#### What is expected:
Draw out every line with the word "name" from the listing below.

------------------------------------------------

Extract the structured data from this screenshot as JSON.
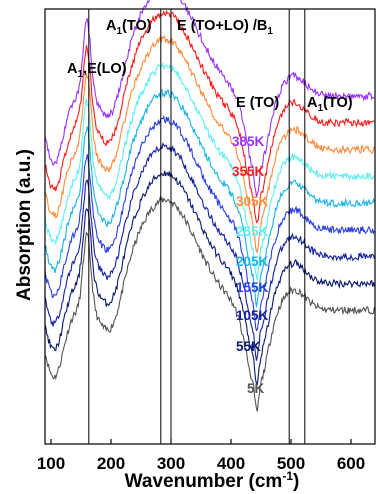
{
  "chart_data": {
    "type": "line",
    "title": "",
    "xlabel": "Wavenumber (cm",
    "xlabel_sup": "-1",
    "xlabel_end": ")",
    "ylabel": "Absorption (a.u.)",
    "xlim": [
      90,
      640
    ],
    "xticks": [
      100,
      200,
      300,
      400,
      500,
      600
    ],
    "grid": false,
    "legend": "none",
    "reference_lines": [
      {
        "x": 163
      },
      {
        "x": 283
      },
      {
        "x": 300
      },
      {
        "x": 497
      },
      {
        "x": 523
      }
    ],
    "annotations": [
      {
        "pre": "A",
        "sub": "1",
        "post": ",E(LO)"
      },
      {
        "pre": "A",
        "sub": "1",
        "post": "(TO)"
      },
      {
        "pre": "E (TO+LO) /B",
        "sub": "1",
        "post": ""
      },
      {
        "pre": "E (TO)",
        "sub": "",
        "post": ""
      },
      {
        "pre": "A",
        "sub": "1",
        "post": "(TO)"
      }
    ],
    "series": [
      {
        "name": "5K",
        "color": "#555555",
        "baseline": 10
      },
      {
        "name": "55K",
        "color": "#0b1a6e",
        "baseline": 18
      },
      {
        "name": "105K",
        "color": "#14209e",
        "baseline": 26
      },
      {
        "name": "155K",
        "color": "#2a3fe0",
        "baseline": 34
      },
      {
        "name": "205K",
        "color": "#19b4e6",
        "baseline": 42
      },
      {
        "name": "255K",
        "color": "#5ef0f0",
        "baseline": 50
      },
      {
        "name": "305K",
        "color": "#ff8c3c",
        "baseline": 58
      },
      {
        "name": "355K",
        "color": "#ff1a1a",
        "baseline": 66
      },
      {
        "name": "385K",
        "color": "#9933ff",
        "baseline": 74
      }
    ]
  }
}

------------------------------------------------

#### Response:
        "name": "5K",
        "name": "55K",
        "name": "105K",
        "name": "155K",
        "name": "205K",
        "name": "255K",
        "name": "305K",
        "name": "355K",
        "name": "385K",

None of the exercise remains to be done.